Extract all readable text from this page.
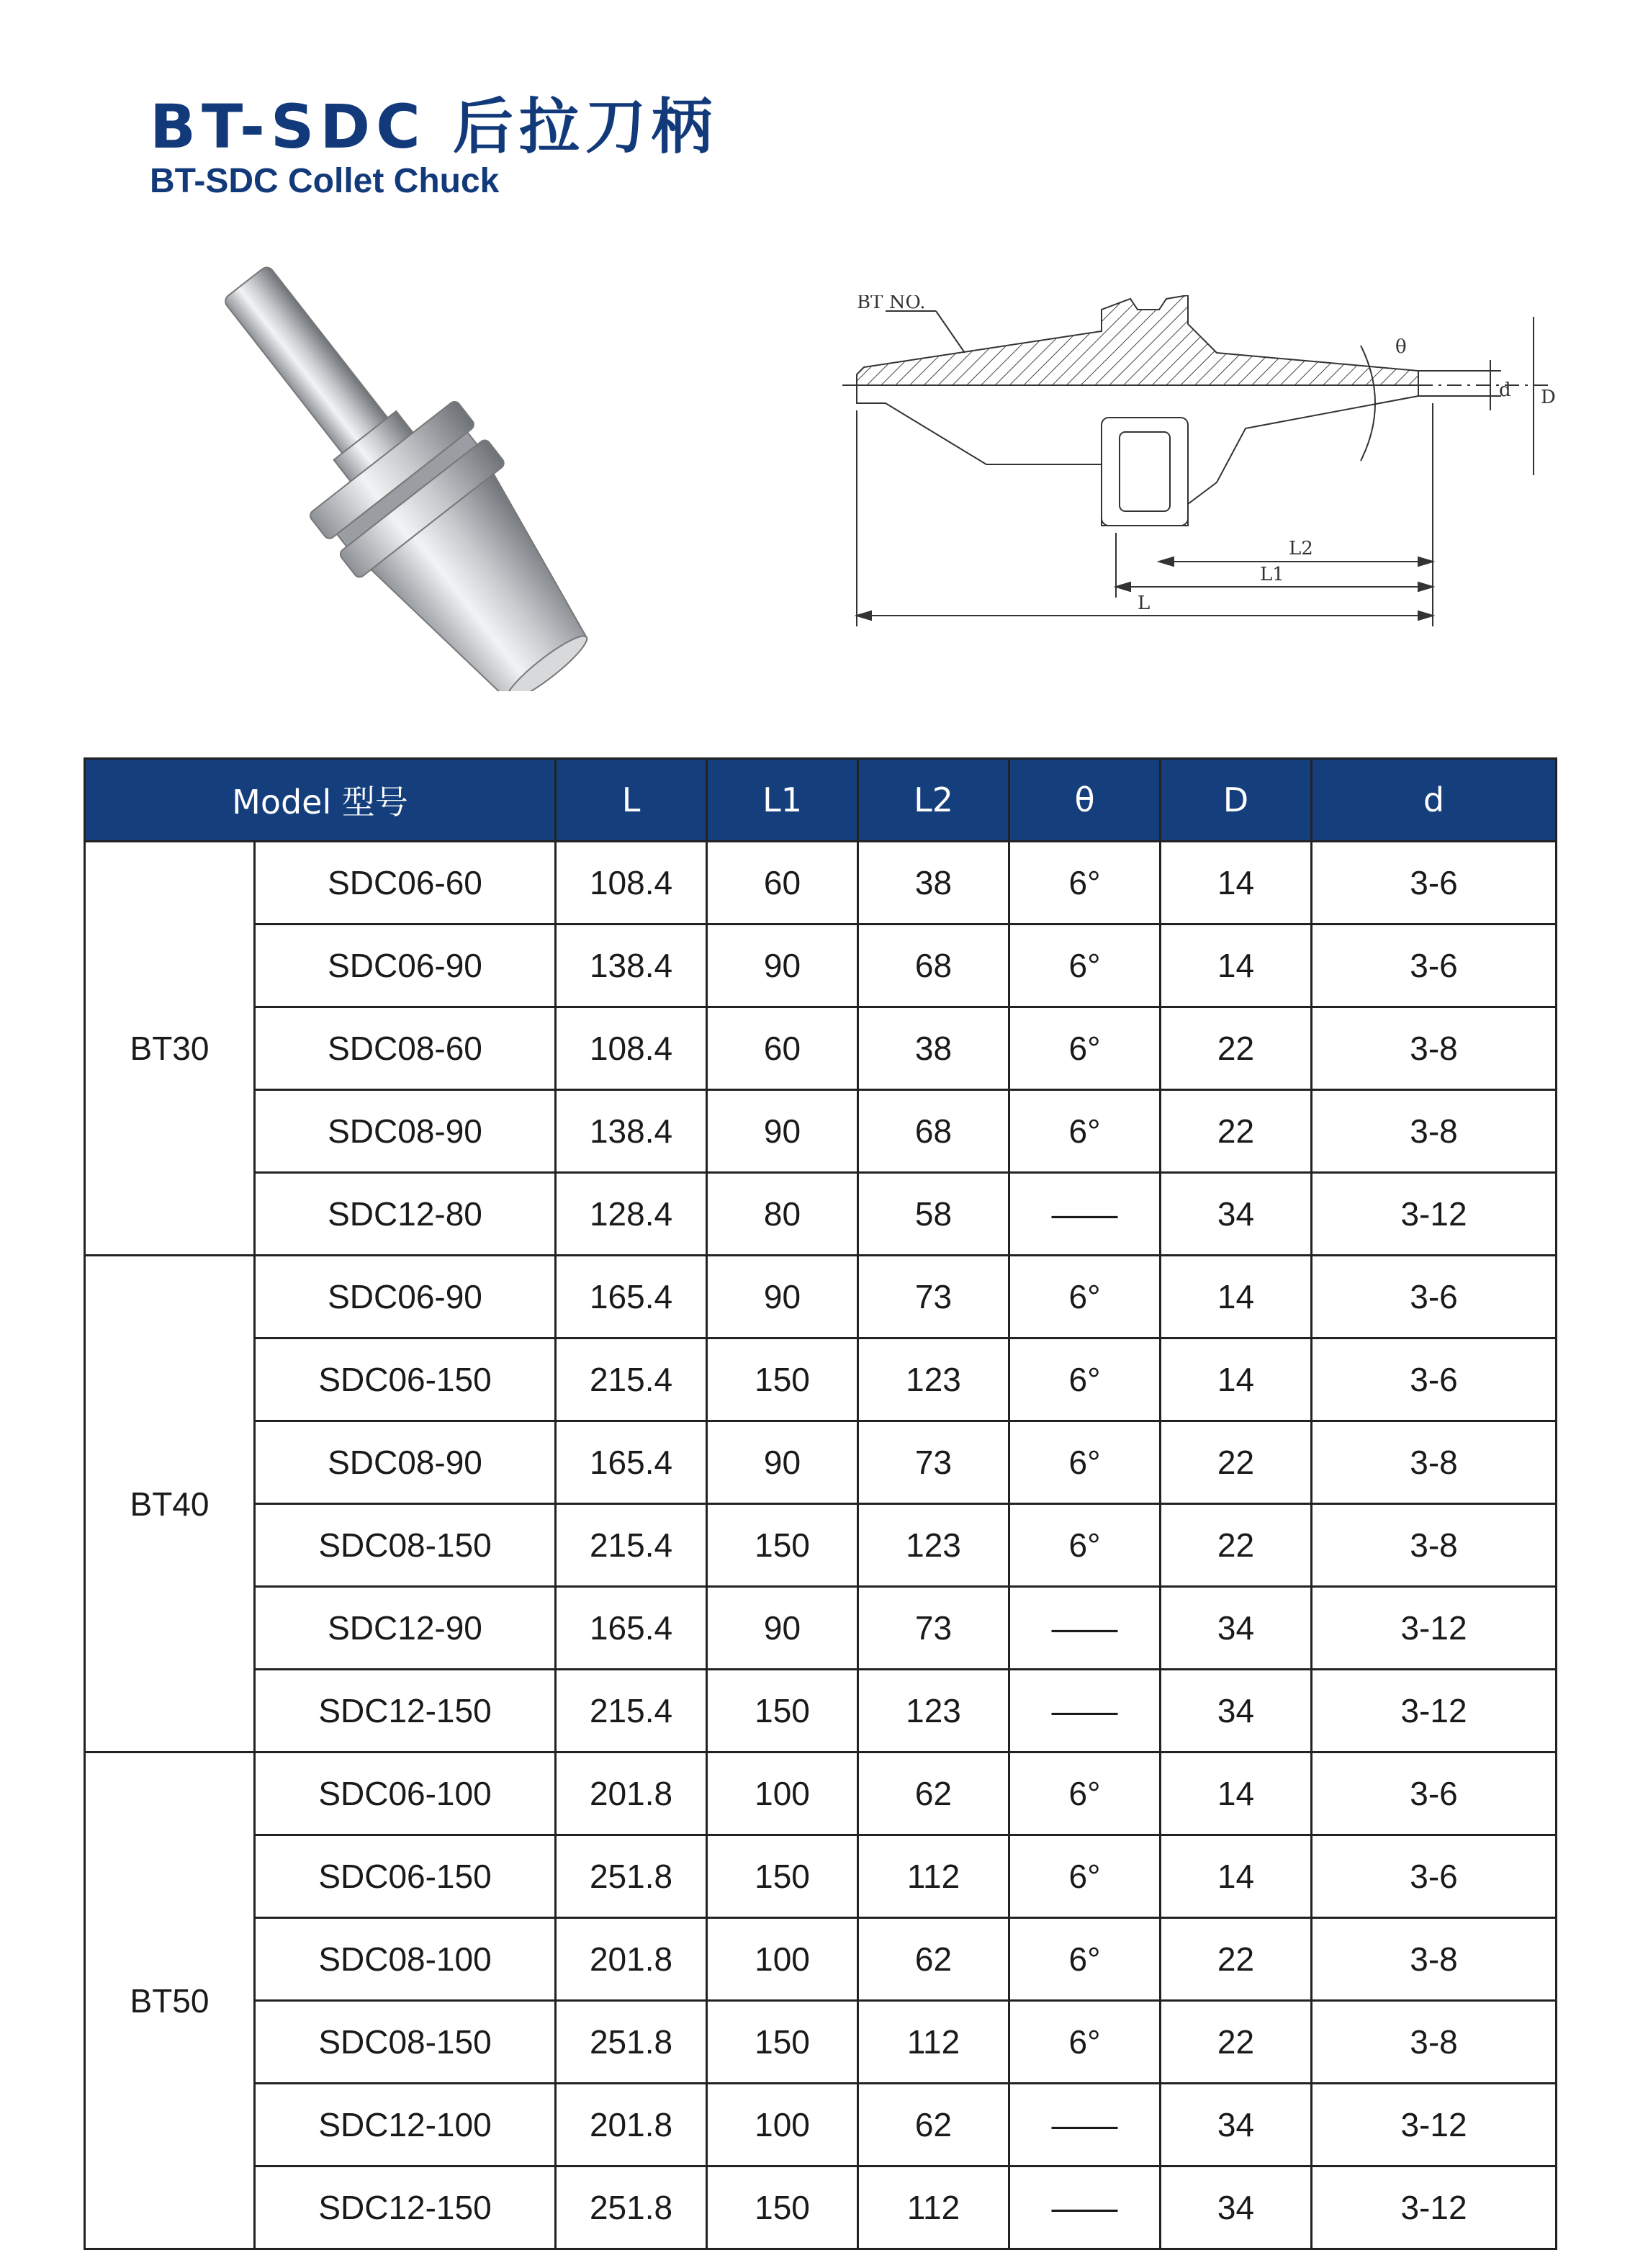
BT-SDC 后拉刀柄

BT-SDC Collet Chuck

BT NO.
θ
d D
L2
L1
L
Model 型号		L	L1	L2	θ	D	d
BT30	SDC06-60	108.4	60	38	6°	14	3-6
	SDC06-90	138.4	90	68	6°	14	3-6
	SDC08-60	108.4	60	38	6°	22	3-8
	SDC08-90	138.4	90	68	6°	22	3-8
	SDC12-80	128.4	80	58	——	34	3-12
BT40	SDC06-90	165.4	90	73	6°	14	3-6
	SDC06-150	215.4	150	123	6°	14	3-6
	SDC08-90	165.4	90	73	6°	22	3-8
	SDC08-150	215.4	150	123	6°	22	3-8
	SDC12-90	165.4	90	73	——	34	3-12
	SDC12-150	215.4	150	123	——	34	3-12
BT50	SDC06-100	201.8	100	62	6°	14	3-6
	SDC06-150	251.8	150	112	6°	14	3-6
	SDC08-100	201.8	100	62	6°	22	3-8
	SDC08-150	251.8	150	112	6°	22	3-8
	SDC12-100	201.8	100	62	——	34	3-12
	SDC12-150	251.8	150	112	——	34	3-12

::::::::::

--- The exercise ---
Each line of the data should be quoted exactly, with pictures left out.

--- Solved exercise ---
Extract all readable text from this page.
BT-SDC 后拉刀柄

BT-SDC Collet Chuck

BT NO.
θ
d D
L2
L1
L
Model 型号		L	L1	L2	θ	D	d
BT30	SDC06-60	108.4	60	38	6°	14	3-6
	SDC06-90	138.4	90	68	6°	14	3-6
	SDC08-60	108.4	60	38	6°	22	3-8
	SDC08-90	138.4	90	68	6°	22	3-8
	SDC12-80	128.4	80	58	——	34	3-12
BT40	SDC06-90	165.4	90	73	6°	14	3-6
	SDC06-150	215.4	150	123	6°	14	3-6
	SDC08-90	165.4	90	73	6°	22	3-8
	SDC08-150	215.4	150	123	6°	22	3-8
	SDC12-90	165.4	90	73	——	34	3-12
	SDC12-150	215.4	150	123	——	34	3-12
BT50	SDC06-100	201.8	100	62	6°	14	3-6
	SDC06-150	251.8	150	112	6°	14	3-6
	SDC08-100	201.8	100	62	6°	22	3-8
	SDC08-150	251.8	150	112	6°	22	3-8
	SDC12-100	201.8	100	62	——	34	3-12
	SDC12-150	251.8	150	112	——	34	3-12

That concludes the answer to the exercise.